_原文抜粋_.
-*-*-

説明

管体配管工法及び搬送台車

【課題】人が内部に入ることができない小口径のさや管内において、新設管用の搬送台車のローリングを抑制する。
【解決手段】人が内部に入ることができない小口径のさや管1内に、管軸方向に伸びる軌条40を移動自在に載置する。その軌条40に沿って走行可能な搬送台車10に新設管2を固定し、前記搬送台車10を前記軌条40に沿って走行させることにより前記新設管2を前記さや管1内に配管する。前記軌条40には、前記搬送台車10の車輪15を通じてその搬送台車10及び前記新設管2の荷重が作用し、その荷重の作用により、前記軌条40は、前記さや管1の底に押し付けられて動かないように固定されるようにした。搬送台車10及び新設管2の自重で、軌条40がさや管内面に押し付けられて動かないようになるので、軌条40をさや管内にボルト等により固定する作業が不要であり、この軌条40によって、搬送台車10のローリングは抑制される。

【発明の詳細な説明】
【技術分野】
【0001】
この発明は、地中に埋設されたさや管内に、そのさや管よりも小径の管体を差し入れて配管する管体配管工法、及びその管体配管工法に用いる管体用の搬送台車に関するものである。
【背景技術】
【0002】
地中に埋設されたさや管内に、電線や通信線、光ファイバーケーブル等の各種ケーブル類を通す場合、そのさや管内に小径の管体(以下、「新設管」という)を差し入れて配管する場合がある。
【0003】
多くの場合、新設管は前記さや管内に複数本固定され、前記電線等は、その種別に応じて対応する新設管内に通される。
【0004】
さや管内に新設管を差し入れる場合、さや管の一端と他端に地表へと通じる立坑がそれぞれ設けられており、その一端の立坑から他端の立坑に向かって、新設管が順次接続されながら差し入れられていく。

-*-*-

_表示データ_.
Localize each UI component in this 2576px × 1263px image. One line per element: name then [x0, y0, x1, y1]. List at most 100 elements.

-*-*-

_作業要件_.
1 - 原文抜粋の【背景技術】において、さや管内に通すケーブル類として挙げられているものをすべて列挙してください。
2 - 原文抜粋のうち、「管体配管工法及び搬送台車」から下の「搬送台車に関するものである。」までをすべて、一字一句違えずに書き写してください。
表示データは、原文抜粋とは別個の資料です。

_作業の解答_.
1 - 電線、通信線、光ファイバーケーブル

2 -
管体配管工法及び搬送台車

【課題】人が内部に入ることができない小口径のさや管内において、新設管用の搬送台車のローリングを抑制する。
【解決手段】人が内部に入ることができない小口径のさや管1内に、管軸方向に伸びる軌条40を移動自在に載置する。その軌条40に沿って走行可能な搬送台車10に新設管2を固定し、前記搬送台車10を前記軌条40に沿って走行させることにより前記新設管2を前記さや管1内に配管する。前記軌条40には、前記搬送台車10の車輪15を通じてその搬送台車10及び前記新設管2の荷重が作用し、その荷重の作用により、前記軌条40は、前記さや管1の底に押し付けられて動かないように固定されるようにした。搬送台車10及び新設管2の自重で、軌条40がさや管内面に押し付けられて動かないようになるので、軌条40をさや管内にボルト等により固定する作業が不要であり、この軌条40によって、搬送台車10のローリングは抑制される。

【発明の詳細な説明】
【技術分野】
【0001】
この発明は、地中に埋設されたさや管内に、そのさや管よりも小径の管体を差し入れて配管する管体配管工法、及びその管体配管工法に用いる管体用の搬送台車に関するものである。